_WRITTEN PROBLEM_
Reproduce the listing below character for character; drop every image.

--- start of DATA FOR THIS TASK ---

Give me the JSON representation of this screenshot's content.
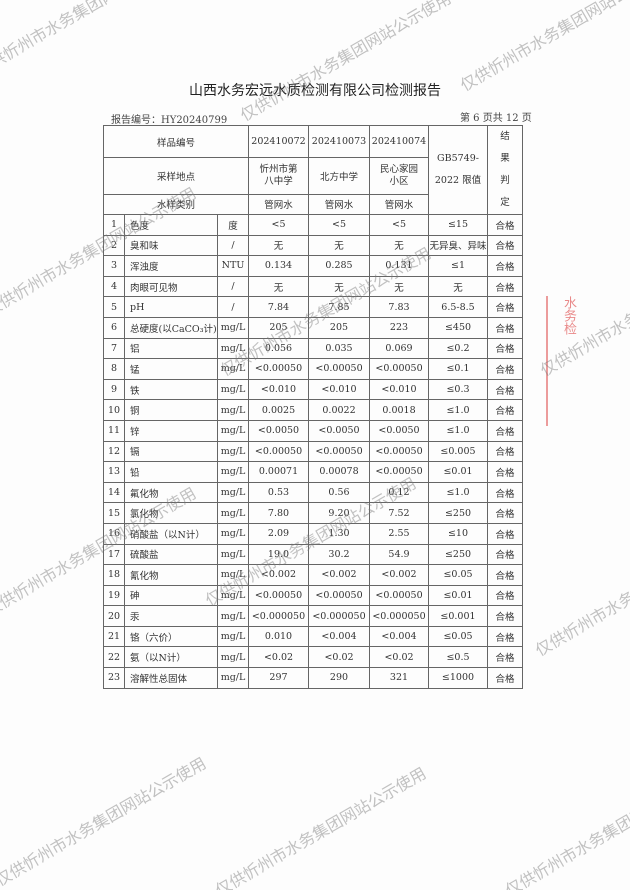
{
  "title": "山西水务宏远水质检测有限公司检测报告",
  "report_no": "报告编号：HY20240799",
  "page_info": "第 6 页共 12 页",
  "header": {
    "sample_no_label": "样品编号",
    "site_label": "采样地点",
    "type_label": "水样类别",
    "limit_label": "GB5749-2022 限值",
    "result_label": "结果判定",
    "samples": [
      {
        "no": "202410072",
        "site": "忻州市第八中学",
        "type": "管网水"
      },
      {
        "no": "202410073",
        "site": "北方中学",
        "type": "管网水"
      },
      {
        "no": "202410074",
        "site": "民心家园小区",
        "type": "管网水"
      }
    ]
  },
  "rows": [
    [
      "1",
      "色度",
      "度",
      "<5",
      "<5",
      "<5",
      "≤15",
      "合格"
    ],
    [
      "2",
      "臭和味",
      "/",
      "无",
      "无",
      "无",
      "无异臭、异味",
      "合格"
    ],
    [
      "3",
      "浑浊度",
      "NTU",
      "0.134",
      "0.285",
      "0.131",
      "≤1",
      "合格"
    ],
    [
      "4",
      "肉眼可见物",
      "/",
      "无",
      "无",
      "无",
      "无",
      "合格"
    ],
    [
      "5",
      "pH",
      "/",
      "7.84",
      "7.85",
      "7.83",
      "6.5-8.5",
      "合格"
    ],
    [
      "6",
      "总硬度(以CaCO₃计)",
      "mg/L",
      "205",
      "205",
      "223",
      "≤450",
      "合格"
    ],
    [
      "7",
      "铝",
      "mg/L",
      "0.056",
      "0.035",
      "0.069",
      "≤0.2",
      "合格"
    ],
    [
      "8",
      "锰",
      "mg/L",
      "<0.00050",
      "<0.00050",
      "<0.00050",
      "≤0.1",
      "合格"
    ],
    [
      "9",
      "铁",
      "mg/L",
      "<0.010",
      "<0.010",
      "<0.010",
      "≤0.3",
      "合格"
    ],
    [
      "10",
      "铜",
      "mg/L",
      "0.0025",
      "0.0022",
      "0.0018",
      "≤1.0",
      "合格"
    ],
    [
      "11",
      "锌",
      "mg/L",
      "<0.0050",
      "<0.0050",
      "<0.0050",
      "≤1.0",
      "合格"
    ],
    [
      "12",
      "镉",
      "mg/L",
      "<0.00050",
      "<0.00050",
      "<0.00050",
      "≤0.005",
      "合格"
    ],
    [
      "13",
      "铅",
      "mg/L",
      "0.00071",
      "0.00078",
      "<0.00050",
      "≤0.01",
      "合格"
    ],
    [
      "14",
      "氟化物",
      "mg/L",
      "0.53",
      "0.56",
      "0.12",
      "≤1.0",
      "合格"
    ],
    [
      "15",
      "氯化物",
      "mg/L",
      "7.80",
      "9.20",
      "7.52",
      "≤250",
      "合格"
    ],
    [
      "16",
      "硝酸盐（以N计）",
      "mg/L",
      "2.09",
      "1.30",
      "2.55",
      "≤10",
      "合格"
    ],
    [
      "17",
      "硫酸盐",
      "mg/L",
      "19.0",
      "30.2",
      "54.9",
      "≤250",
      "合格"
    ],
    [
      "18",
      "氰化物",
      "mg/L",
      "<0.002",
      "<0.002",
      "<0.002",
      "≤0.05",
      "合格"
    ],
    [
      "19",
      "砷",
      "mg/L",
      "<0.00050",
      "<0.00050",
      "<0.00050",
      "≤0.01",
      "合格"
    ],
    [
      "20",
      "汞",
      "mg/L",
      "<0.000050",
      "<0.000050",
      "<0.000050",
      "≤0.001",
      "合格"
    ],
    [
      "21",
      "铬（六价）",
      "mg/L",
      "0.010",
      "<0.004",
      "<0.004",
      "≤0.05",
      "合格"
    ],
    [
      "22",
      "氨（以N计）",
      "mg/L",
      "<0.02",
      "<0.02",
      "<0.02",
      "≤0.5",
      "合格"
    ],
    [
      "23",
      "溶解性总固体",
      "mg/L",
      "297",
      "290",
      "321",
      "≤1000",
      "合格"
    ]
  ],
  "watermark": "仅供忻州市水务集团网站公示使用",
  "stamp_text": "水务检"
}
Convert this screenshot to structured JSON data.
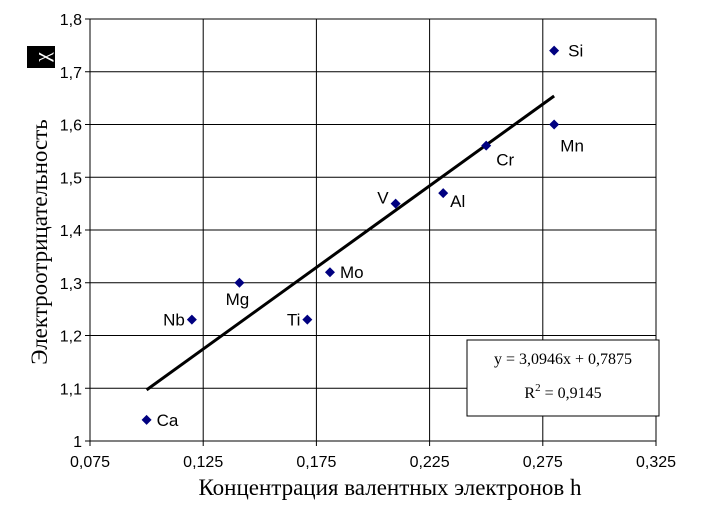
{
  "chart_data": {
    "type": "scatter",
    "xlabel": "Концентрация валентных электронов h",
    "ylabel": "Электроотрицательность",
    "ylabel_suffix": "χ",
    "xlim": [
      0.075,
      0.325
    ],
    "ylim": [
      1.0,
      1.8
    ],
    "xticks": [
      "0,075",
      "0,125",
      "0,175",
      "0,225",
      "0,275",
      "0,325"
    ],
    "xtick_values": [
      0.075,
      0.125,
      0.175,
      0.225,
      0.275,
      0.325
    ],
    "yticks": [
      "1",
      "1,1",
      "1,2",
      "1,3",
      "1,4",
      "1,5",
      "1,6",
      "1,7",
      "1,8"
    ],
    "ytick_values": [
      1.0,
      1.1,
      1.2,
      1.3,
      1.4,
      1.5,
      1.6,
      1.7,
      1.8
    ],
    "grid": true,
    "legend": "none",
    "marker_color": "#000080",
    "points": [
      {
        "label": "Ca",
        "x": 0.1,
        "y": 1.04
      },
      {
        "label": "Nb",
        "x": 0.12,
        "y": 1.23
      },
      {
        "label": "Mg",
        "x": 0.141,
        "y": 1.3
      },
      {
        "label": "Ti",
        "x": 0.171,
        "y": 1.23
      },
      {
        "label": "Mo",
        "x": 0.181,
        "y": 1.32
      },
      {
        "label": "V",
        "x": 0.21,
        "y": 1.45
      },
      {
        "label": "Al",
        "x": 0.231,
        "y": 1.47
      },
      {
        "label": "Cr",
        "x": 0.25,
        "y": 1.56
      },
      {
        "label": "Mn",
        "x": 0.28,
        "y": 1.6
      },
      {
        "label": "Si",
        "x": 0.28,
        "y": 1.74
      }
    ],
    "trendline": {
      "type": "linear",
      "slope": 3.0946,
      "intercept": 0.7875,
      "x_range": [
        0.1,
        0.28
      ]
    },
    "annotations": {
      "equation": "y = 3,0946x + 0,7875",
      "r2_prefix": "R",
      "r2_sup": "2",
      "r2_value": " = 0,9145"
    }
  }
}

--- end of DATA FOR THIS TASK ---

_THE COMPLETED TASK_
Give me the JSON representation of this screenshot's content.
{
  "title": "山西水务宏远水质检测有限公司检测报告",
  "report_no": "报告编号：HY20240799",
  "page_info": "第 6 页共 12 页",
  "header": {
    "sample_no_label": "样品编号",
    "site_label": "采样地点",
    "type_label": "水样类别",
    "limit_label": "GB5749-2022 限值",
    "result_label": "结果判定",
    "samples": [
      {
        "no": "202410072",
        "site": "忻州市第八中学",
        "type": "管网水"
      },
      {
        "no": "202410073",
        "site": "北方中学",
        "type": "管网水"
      },
      {
        "no": "202410074",
        "site": "民心家园小区",
        "type": "管网水"
      }
    ]
  },
  "rows": [
    [
      "1",
      "色度",
      "度",
      "<5",
      "<5",
      "<5",
      "≤15",
      "合格"
    ],
    [
      "2",
      "臭和味",
      "/",
      "无",
      "无",
      "无",
      "无异臭、异味",
      "合格"
    ],
    [
      "3",
      "浑浊度",
      "NTU",
      "0.134",
      "0.285",
      "0.131",
      "≤1",
      "合格"
    ],
    [
      "4",
      "肉眼可见物",
      "/",
      "无",
      "无",
      "无",
      "无",
      "合格"
    ],
    [
      "5",
      "pH",
      "/",
      "7.84",
      "7.85",
      "7.83",
      "6.5-8.5",
      "合格"
    ],
    [
      "6",
      "总硬度(以CaCO₃计)",
      "mg/L",
      "205",
      "205",
      "223",
      "≤450",
      "合格"
    ],
    [
      "7",
      "铝",
      "mg/L",
      "0.056",
      "0.035",
      "0.069",
      "≤0.2",
      "合格"
    ],
    [
      "8",
      "锰",
      "mg/L",
      "<0.00050",
      "<0.00050",
      "<0.00050",
      "≤0.1",
      "合格"
    ],
    [
      "9",
      "铁",
      "mg/L",
      "<0.010",
      "<0.010",
      "<0.010",
      "≤0.3",
      "合格"
    ],
    [
      "10",
      "铜",
      "mg/L",
      "0.0025",
      "0.0022",
      "0.0018",
      "≤1.0",
      "合格"
    ],
    [
      "11",
      "锌",
      "mg/L",
      "<0.0050",
      "<0.0050",
      "<0.0050",
      "≤1.0",
      "合格"
    ],
    [
      "12",
      "镉",
      "mg/L",
      "<0.00050",
      "<0.00050",
      "<0.00050",
      "≤0.005",
      "合格"
    ],
    [
      "13",
      "铅",
      "mg/L",
      "0.00071",
      "0.00078",
      "<0.00050",
      "≤0.01",
      "合格"
    ],
    [
      "14",
      "氟化物",
      "mg/L",
      "0.53",
      "0.56",
      "0.12",
      "≤1.0",
      "合格"
    ],
    [
      "15",
      "氯化物",
      "mg/L",
      "7.80",
      "9.20",
      "7.52",
      "≤250",
      "合格"
    ],
    [
      "16",
      "硝酸盐（以N计）",
      "mg/L",
      "2.09",
      "1.30",
      "2.55",
      "≤10",
      "合格"
    ],
    [
      "17",
      "硫酸盐",
      "mg/L",
      "19.0",
      "30.2",
      "54.9",
      "≤250",
      "合格"
    ],
    [
      "18",
      "氰化物",
      "mg/L",
      "<0.002",
      "<0.002",
      "<0.002",
      "≤0.05",
      "合格"
    ],
    [
      "19",
      "砷",
      "mg/L",
      "<0.00050",
      "<0.00050",
      "<0.00050",
      "≤0.01",
      "合格"
    ],
    [
      "20",
      "汞",
      "mg/L",
      "<0.000050",
      "<0.000050",
      "<0.000050",
      "≤0.001",
      "合格"
    ],
    [
      "21",
      "铬（六价）",
      "mg/L",
      "0.010",
      "<0.004",
      "<0.004",
      "≤0.05",
      "合格"
    ],
    [
      "22",
      "氨（以N计）",
      "mg/L",
      "<0.02",
      "<0.02",
      "<0.02",
      "≤0.5",
      "合格"
    ],
    [
      "23",
      "溶解性总固体",
      "mg/L",
      "297",
      "290",
      "321",
      "≤1000",
      "合格"
    ]
  ],
  "watermark": "仅供忻州市水务集团网站公示使用",
  "stamp_text": "水务检"
}
Convert this screenshot to structured JSON data.
{
  "chart_data": {
    "type": "scatter",
    "xlabel": "Концентрация валентных электронов h",
    "ylabel": "Электроотрицательность",
    "ylabel_suffix": "χ",
    "xlim": [
      0.075,
      0.325
    ],
    "ylim": [
      1.0,
      1.8
    ],
    "xticks": [
      "0,075",
      "0,125",
      "0,175",
      "0,225",
      "0,275",
      "0,325"
    ],
    "xtick_values": [
      0.075,
      0.125,
      0.175,
      0.225,
      0.275,
      0.325
    ],
    "yticks": [
      "1",
      "1,1",
      "1,2",
      "1,3",
      "1,4",
      "1,5",
      "1,6",
      "1,7",
      "1,8"
    ],
    "ytick_values": [
      1.0,
      1.1,
      1.2,
      1.3,
      1.4,
      1.5,
      1.6,
      1.7,
      1.8
    ],
    "grid": true,
    "legend": "none",
    "marker_color": "#000080",
    "points": [
      {
        "label": "Ca",
        "x": 0.1,
        "y": 1.04
      },
      {
        "label": "Nb",
        "x": 0.12,
        "y": 1.23
      },
      {
        "label": "Mg",
        "x": 0.141,
        "y": 1.3
      },
      {
        "label": "Ti",
        "x": 0.171,
        "y": 1.23
      },
      {
        "label": "Mo",
        "x": 0.181,
        "y": 1.32
      },
      {
        "label": "V",
        "x": 0.21,
        "y": 1.45
      },
      {
        "label": "Al",
        "x": 0.231,
        "y": 1.47
      },
      {
        "label": "Cr",
        "x": 0.25,
        "y": 1.56
      },
      {
        "label": "Mn",
        "x": 0.28,
        "y": 1.6
      },
      {
        "label": "Si",
        "x": 0.28,
        "y": 1.74
      }
    ],
    "trendline": {
      "type": "linear",
      "slope": 3.0946,
      "intercept": 0.7875,
      "x_range": [
        0.1,
        0.28
      ]
    },
    "annotations": {
      "equation": "y = 3,0946x + 0,7875",
      "r2_prefix": "R",
      "r2_sup": "2",
      "r2_value": " = 0,9145"
    }
  }
}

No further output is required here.